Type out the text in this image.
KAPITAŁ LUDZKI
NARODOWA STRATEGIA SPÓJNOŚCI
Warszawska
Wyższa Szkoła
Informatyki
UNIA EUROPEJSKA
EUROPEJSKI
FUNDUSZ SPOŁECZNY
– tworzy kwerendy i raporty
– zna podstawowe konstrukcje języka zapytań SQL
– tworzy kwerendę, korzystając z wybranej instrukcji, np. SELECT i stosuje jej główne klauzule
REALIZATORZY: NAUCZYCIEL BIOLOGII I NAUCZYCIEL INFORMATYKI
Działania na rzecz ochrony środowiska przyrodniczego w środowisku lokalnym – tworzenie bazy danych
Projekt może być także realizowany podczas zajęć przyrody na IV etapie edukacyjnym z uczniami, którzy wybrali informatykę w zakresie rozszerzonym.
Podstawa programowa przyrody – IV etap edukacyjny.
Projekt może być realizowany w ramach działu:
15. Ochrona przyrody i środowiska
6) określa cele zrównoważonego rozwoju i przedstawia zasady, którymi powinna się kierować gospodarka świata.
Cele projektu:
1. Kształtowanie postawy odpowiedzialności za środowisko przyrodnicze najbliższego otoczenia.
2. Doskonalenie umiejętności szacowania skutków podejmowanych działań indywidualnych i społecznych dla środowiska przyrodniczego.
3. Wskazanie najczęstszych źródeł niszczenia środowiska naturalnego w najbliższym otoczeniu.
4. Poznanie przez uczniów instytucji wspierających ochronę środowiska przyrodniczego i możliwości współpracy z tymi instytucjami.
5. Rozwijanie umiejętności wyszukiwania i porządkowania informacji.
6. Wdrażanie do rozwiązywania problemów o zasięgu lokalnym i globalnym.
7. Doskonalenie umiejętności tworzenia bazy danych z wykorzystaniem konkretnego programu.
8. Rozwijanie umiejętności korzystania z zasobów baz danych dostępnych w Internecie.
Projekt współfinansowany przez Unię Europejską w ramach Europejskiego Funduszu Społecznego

------------------------------

▶ _TASK DESCRIPTION_: Take the material above and return all of it exactly.

▶ _REPLY_:
Type out the text in this image.
KAPITAŁ LUDZKI
NARODOWA STRATEGIA SPÓJNOŚCI
Warszawska
Wyższa Szkoła
Informatyki
UNIA EUROPEJSKA
EUROPEJSKI
FUNDUSZ SPOŁECZNY
– tworzy kwerendy i raporty
– zna podstawowe konstrukcje języka zapytań SQL
– tworzy kwerendę, korzystając z wybranej instrukcji, np. SELECT i stosuje jej główne klauzule
REALIZATORZY: NAUCZYCIEL BIOLOGII I NAUCZYCIEL INFORMATYKI
Działania na rzecz ochrony środowiska przyrodniczego w środowisku lokalnym – tworzenie bazy danych
Projekt może być także realizowany podczas zajęć przyrody na IV etapie edukacyjnym z uczniami, którzy wybrali informatykę w zakresie rozszerzonym.
Podstawa programowa przyrody – IV etap edukacyjny.
Projekt może być realizowany w ramach działu:
15. Ochrona przyrody i środowiska
6) określa cele zrównoważonego rozwoju i przedstawia zasady, którymi powinna się kierować gospodarka świata.
Cele projektu:
1. Kształtowanie postawy odpowiedzialności za środowisko przyrodnicze najbliższego otoczenia.
2. Doskonalenie umiejętności szacowania skutków podejmowanych działań indywidualnych i społecznych dla środowiska przyrodniczego.
3. Wskazanie najczęstszych źródeł niszczenia środowiska naturalnego w najbliższym otoczeniu.
4. Poznanie przez uczniów instytucji wspierających ochronę środowiska przyrodniczego i możliwości współpracy z tymi instytucjami.
5. Rozwijanie umiejętności wyszukiwania i porządkowania informacji.
6. Wdrażanie do rozwiązywania problemów o zasięgu lokalnym i globalnym.
7. Doskonalenie umiejętności tworzenia bazy danych z wykorzystaniem konkretnego programu.
8. Rozwijanie umiejętności korzystania z zasobów baz danych dostępnych w Internecie.
Projekt współfinansowany przez Unię Europejską w ramach Europejskiego Funduszu Społecznego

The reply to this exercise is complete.